— Exercise —
Quote each line of the material verbatim, without the pictures.

— Data lines —
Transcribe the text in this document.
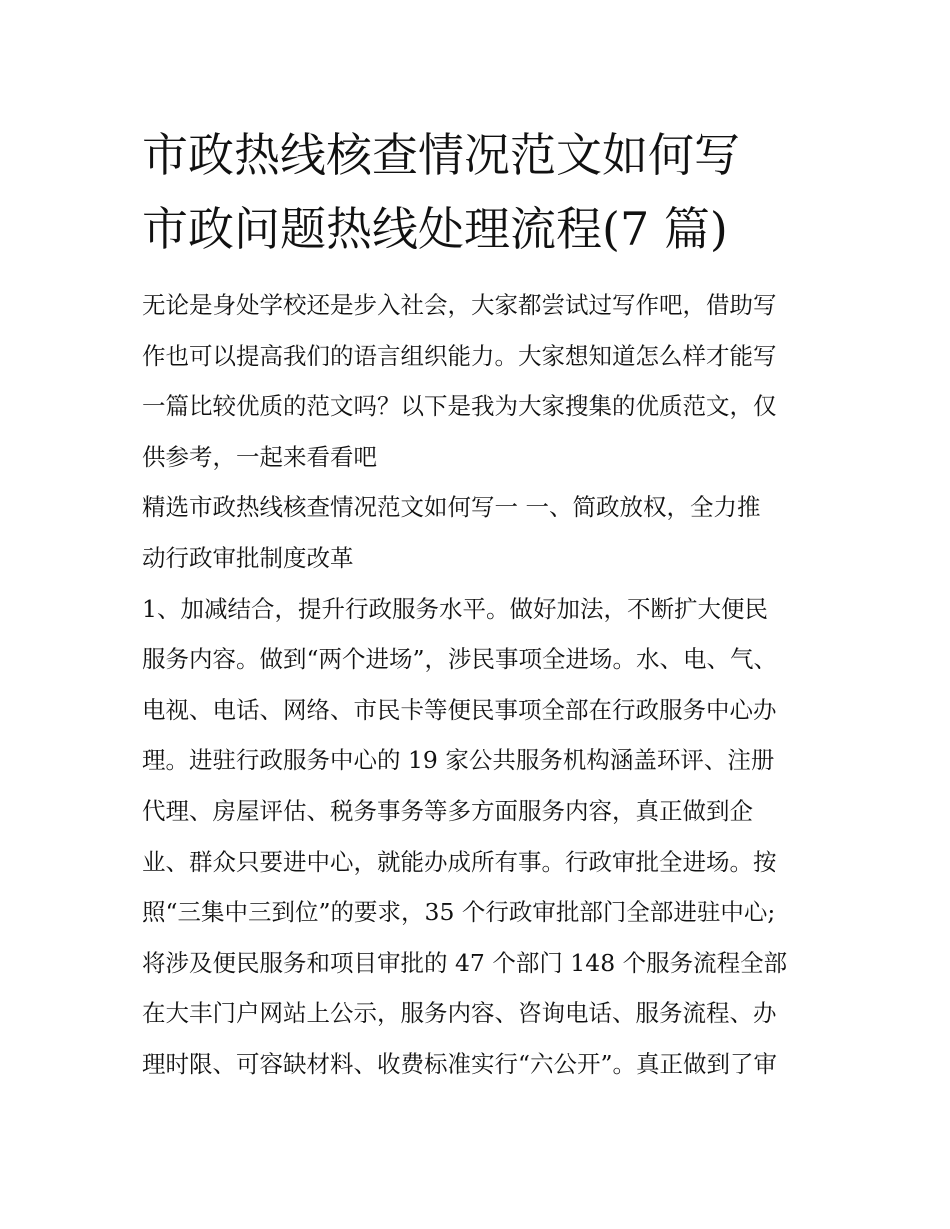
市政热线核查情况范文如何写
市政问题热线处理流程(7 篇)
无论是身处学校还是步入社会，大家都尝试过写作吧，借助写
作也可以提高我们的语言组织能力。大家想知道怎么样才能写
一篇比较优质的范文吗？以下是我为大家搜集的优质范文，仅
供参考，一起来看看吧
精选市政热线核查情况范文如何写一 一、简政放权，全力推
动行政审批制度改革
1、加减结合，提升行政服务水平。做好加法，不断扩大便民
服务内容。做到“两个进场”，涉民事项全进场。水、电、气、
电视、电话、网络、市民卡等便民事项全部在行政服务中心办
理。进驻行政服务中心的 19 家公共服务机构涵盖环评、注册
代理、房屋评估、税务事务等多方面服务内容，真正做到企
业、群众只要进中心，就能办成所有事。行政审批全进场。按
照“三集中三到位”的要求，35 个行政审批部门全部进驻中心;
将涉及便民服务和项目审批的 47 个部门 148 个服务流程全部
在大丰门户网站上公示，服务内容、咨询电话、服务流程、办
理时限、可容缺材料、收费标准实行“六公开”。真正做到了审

— Answer to the exercise —
Transcribe the text in this document.
市政热线核查情况范文如何写
市政问题热线处理流程(7 篇)
无论是身处学校还是步入社会，大家都尝试过写作吧，借助写
作也可以提高我们的语言组织能力。大家想知道怎么样才能写
一篇比较优质的范文吗？以下是我为大家搜集的优质范文，仅
供参考，一起来看看吧
精选市政热线核查情况范文如何写一 一、简政放权，全力推
动行政审批制度改革
1、加减结合，提升行政服务水平。做好加法，不断扩大便民
服务内容。做到“两个进场”，涉民事项全进场。水、电、气、
电视、电话、网络、市民卡等便民事项全部在行政服务中心办
理。进驻行政服务中心的 19 家公共服务机构涵盖环评、注册
代理、房屋评估、税务事务等多方面服务内容，真正做到企
业、群众只要进中心，就能办成所有事。行政审批全进场。按
照“三集中三到位”的要求，35 个行政审批部门全部进驻中心;
将涉及便民服务和项目审批的 47 个部门 148 个服务流程全部
在大丰门户网站上公示，服务内容、咨询电话、服务流程、办
理时限、可容缺材料、收费标准实行“六公开”。真正做到了审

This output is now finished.